Задание A: Преобразуйте в нумерованный список строки перечня ниже, начиная с первой строки перечня и заканчивая строкой, где стоит "hdr-col-3 [1349,22,1432,50]", включительно. Пустые строки пропустите.

Предложенный отрывок:
БМ: Но это должно было быть прозрением для тебя!
ГГ: Я не знаю, меня там не было. Несмотря на настояния моего учителя, я отказался идти. Все это закончилось тогда слезами и истерическими припадками ярости. Я просто не мог понять, как Шнабель мог так жестоко меня разочаровать.
БМ: Есть хоть один пианист, который произвел на тебя впечатление своим исполнением Моцарта?
ГГ: Ну, по крайней мере, не так, как Шнабель поразил меня своим Бетховеном - но это из-за эмоциональной ограниченности произведений самого Моцарта.
БМ: Или из-за твоих представлений об эмоциональной ограниченности.
ГГ: Согласен. Во всяком случае, я с огромным удовольствием вспоминаю запись Казадесюса того времени (у меня до сих пор есть в коллекции) - прекрасная запись всех концертов на 78 - это ведь было с Оркестром Парижской консерватории?..
БМ: Кажется.
ГГ: Мне еще нравилась - и ты можешь удивиться - Эйлин Джойс.
БМ: Я абсолютно не знаком с ее игрой.
ГГ: Она играла Моцарта как посвящение Богу. Даже я мог это понять. Всего несколько недель назад я слышал ее очень старую запись К 576 по радио, впервые за лет наверно двадцать, и снова вспомнил, какой необычайной пианисткой она была.
БМ: А как обстоит дело с дирижерами?
ГГ: Ну, вообще-то никто из интерпретаторов Моцартовского репертуара нашего времени - например, Вальтер, или Бичем, - не интересовал меня так, как специалисты по Бетховену, как, скажем, Вейнгартнер. Но с другой стороны, самый великий дирижер Моцарта, которого я когда-либо слышал, был не очень известен по эту сторону Атлантики.

Материал:
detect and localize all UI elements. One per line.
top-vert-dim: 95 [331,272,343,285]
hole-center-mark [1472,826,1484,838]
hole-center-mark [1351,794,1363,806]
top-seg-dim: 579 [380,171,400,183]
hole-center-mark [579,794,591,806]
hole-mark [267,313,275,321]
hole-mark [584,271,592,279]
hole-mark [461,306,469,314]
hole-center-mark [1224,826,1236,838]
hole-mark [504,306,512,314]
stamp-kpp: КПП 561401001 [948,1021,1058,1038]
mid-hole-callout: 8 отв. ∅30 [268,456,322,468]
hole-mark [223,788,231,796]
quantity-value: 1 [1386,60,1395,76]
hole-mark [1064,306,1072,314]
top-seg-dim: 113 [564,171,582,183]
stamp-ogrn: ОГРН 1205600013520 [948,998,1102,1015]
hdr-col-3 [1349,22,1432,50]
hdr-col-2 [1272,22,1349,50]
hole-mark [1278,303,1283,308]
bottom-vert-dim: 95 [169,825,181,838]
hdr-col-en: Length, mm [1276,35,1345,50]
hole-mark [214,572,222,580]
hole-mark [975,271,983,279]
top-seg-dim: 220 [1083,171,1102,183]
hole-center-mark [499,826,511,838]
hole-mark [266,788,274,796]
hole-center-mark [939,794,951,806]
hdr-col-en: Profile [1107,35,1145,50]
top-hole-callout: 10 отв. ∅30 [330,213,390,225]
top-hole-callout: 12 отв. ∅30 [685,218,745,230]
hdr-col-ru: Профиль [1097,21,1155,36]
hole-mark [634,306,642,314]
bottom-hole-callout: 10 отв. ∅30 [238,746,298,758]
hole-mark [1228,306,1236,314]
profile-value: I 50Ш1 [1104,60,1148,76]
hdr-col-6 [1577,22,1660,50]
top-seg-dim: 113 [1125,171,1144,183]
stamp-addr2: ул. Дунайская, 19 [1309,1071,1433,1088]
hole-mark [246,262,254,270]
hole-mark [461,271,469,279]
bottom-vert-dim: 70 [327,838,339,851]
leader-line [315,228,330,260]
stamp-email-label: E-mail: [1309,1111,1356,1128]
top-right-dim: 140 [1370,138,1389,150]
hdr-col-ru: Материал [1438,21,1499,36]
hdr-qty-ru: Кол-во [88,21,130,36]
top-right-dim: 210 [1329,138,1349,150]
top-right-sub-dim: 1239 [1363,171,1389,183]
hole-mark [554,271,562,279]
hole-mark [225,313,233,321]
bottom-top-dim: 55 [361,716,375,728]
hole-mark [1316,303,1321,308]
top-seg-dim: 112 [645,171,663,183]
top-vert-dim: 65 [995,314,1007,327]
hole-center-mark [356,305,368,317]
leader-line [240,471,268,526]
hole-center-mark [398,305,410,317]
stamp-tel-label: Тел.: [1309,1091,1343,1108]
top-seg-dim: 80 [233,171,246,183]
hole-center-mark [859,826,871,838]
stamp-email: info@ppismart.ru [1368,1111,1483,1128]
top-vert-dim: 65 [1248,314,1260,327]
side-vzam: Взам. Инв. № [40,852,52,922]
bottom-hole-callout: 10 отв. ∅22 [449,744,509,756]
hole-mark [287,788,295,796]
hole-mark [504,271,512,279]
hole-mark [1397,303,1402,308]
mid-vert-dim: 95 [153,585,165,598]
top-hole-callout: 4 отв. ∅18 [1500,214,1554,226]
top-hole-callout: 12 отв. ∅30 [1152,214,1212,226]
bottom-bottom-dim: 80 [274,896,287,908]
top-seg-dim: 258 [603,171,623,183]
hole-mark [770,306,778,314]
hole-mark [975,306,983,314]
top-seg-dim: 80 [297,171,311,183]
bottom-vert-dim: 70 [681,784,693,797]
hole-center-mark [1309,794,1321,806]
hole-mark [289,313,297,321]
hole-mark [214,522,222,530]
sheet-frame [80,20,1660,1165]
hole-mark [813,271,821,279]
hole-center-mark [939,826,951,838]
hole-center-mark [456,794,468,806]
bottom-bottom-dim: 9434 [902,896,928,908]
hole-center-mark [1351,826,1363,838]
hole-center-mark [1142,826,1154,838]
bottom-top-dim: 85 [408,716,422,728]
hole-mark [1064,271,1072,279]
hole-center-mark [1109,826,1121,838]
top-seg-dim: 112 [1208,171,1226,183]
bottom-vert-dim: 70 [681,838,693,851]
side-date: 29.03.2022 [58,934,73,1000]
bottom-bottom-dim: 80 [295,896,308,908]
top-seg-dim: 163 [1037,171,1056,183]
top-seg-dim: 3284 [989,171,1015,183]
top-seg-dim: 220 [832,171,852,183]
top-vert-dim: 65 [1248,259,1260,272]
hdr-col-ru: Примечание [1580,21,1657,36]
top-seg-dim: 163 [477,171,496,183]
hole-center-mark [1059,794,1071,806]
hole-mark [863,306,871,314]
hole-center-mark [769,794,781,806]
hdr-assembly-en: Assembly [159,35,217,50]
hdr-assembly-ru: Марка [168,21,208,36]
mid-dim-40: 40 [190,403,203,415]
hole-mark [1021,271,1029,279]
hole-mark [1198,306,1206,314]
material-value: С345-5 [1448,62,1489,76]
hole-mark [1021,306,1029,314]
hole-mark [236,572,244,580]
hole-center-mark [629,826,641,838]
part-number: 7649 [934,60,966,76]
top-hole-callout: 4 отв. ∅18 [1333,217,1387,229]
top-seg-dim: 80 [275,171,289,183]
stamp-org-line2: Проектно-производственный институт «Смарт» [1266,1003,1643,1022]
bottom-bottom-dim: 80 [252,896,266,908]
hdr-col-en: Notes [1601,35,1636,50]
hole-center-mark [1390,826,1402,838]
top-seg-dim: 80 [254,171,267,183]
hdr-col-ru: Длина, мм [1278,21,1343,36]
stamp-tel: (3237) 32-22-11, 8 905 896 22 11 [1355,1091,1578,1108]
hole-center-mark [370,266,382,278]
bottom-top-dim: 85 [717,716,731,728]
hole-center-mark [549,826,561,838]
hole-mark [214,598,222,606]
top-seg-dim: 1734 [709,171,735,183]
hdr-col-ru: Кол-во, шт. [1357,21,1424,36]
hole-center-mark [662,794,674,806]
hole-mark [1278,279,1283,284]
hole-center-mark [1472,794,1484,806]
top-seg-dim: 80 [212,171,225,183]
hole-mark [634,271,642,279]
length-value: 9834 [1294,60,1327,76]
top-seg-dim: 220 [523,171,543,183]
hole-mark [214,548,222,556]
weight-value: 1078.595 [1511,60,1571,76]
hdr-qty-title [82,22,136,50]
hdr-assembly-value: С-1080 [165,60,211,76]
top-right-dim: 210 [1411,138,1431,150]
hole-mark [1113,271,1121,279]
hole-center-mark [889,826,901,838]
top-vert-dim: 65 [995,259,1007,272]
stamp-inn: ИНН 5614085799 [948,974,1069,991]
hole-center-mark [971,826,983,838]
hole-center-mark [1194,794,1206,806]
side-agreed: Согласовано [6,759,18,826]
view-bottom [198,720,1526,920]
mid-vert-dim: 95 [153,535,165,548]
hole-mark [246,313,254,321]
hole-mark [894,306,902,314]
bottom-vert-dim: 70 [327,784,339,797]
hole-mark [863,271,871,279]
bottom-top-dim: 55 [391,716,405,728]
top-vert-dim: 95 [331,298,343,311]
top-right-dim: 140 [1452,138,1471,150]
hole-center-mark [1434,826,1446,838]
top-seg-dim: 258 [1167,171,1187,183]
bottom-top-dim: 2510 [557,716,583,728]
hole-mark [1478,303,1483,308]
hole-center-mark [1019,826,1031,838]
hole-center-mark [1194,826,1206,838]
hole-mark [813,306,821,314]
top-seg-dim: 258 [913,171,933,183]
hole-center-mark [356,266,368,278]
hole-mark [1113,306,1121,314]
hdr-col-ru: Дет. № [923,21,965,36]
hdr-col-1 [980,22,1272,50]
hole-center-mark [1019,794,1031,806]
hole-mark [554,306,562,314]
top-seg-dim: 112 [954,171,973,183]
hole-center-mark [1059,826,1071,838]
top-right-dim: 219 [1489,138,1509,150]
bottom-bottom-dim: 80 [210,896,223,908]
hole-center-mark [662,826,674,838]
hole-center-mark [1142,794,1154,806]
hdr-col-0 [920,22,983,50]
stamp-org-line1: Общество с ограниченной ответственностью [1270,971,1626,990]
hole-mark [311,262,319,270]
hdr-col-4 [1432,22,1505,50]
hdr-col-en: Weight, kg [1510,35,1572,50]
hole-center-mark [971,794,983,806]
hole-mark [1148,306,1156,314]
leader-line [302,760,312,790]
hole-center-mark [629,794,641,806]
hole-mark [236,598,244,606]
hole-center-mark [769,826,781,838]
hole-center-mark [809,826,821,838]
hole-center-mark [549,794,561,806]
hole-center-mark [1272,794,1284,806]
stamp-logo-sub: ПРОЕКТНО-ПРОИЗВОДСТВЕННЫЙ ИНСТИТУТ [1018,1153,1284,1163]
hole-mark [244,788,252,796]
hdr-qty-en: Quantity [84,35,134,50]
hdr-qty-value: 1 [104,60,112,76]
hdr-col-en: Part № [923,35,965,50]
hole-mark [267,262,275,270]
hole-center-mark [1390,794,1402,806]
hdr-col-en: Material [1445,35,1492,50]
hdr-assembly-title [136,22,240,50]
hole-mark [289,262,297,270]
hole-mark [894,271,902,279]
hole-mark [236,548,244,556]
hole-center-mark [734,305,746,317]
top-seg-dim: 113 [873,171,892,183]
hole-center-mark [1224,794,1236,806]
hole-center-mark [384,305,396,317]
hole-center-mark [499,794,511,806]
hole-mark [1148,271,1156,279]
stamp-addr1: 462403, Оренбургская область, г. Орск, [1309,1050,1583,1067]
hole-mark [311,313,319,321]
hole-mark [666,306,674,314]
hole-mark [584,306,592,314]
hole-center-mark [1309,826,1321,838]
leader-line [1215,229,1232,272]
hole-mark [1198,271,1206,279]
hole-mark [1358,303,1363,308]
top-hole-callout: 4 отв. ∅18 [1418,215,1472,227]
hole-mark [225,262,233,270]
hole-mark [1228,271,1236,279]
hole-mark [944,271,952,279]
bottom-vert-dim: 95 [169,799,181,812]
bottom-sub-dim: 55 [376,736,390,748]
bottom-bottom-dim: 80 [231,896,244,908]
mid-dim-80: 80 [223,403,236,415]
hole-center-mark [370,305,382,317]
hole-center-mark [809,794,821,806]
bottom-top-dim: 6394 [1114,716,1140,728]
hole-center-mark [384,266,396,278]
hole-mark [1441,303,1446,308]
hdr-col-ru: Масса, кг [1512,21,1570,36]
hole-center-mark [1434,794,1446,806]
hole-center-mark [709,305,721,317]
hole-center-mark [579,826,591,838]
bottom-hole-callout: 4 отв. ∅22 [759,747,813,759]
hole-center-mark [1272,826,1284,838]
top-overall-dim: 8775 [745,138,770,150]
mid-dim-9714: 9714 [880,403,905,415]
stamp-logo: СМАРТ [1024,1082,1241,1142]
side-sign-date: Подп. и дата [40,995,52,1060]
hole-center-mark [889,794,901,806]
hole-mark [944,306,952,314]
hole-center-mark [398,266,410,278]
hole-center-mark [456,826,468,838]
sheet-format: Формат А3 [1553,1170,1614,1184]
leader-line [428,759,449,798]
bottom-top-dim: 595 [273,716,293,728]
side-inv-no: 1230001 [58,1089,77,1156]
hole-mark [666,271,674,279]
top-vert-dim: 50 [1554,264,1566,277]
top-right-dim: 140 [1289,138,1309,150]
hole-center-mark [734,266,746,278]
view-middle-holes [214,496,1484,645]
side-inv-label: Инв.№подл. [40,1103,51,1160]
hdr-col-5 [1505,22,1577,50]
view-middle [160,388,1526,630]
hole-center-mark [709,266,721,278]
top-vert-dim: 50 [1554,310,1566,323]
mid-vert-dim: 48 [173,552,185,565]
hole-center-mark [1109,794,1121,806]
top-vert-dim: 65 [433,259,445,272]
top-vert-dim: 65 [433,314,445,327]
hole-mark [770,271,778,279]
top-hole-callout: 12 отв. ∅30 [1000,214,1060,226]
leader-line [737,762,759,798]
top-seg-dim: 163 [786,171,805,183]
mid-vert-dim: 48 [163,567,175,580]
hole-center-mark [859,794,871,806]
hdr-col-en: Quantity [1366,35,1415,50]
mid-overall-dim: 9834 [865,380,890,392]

Задание B: Пожалуйста, скопируйте без изменений фрагмент предложенного отрывка, начиная со слов "БМ: Есть хоть" и заканчивая словами "пианисткой она была.".

Правильный ответ A:
1. detect and localize all UI elements. One per line.
2. top-vert-dim: 95 [331,272,343,285]
3. hole-center-mark [1472,826,1484,838]
4. hole-center-mark [1351,794,1363,806]
5. top-seg-dim: 579 [380,171,400,183]
6. hole-center-mark [579,794,591,806]
7. hole-mark [267,313,275,321]
8. hole-mark [584,271,592,279]
9. hole-mark [461,306,469,314]
10. hole-center-mark [1224,826,1236,838]
11. hole-mark [504,306,512,314]
12. stamp-kpp: КПП 561401001 [948,1021,1058,1038]
13. mid-hole-callout: 8 отв. ∅30 [268,456,322,468]
14. hole-mark [223,788,231,796]
15. quantity-value: 1 [1386,60,1395,76]
16. hole-mark [1064,306,1072,314]
17. top-seg-dim: 113 [564,171,582,183]
18. stamp-ogrn: ОГРН 1205600013520 [948,998,1102,1015]
19. hdr-col-3 [1349,22,1432,50]

Правильный ответ B:
БМ: Есть хоть один пианист, который произвел на тебя впечатление своим исполнением Моцарта?
ГГ: Ну, по крайней мере, не так, как Шнабель поразил меня своим Бетховеном - но это из-за эмоциональной ограниченности произведений самого Моцарта.
БМ: Или из-за твоих представлений об эмоциональной ограниченности.
ГГ: Согласен. Во всяком случае, я с огромным удовольствием вспоминаю запись Казадесюса того времени (у меня до сих пор есть в коллекции) - прекрасная запись всех концертов на 78 - это ведь было с Оркестром Парижской консерватории?..
БМ: Кажется.
ГГ: Мне еще нравилась - и ты можешь удивиться - Эйлин Джойс.
БМ: Я абсолютно не знаком с ее игрой.
ГГ: Она играла Моцарта как посвящение Богу. Даже я мог это понять. Всего несколько недель назад я слышал ее очень старую запись К 576 по радио, впервые за лет наверно двадцать, и снова вспомнил, какой необычайной пианисткой она была.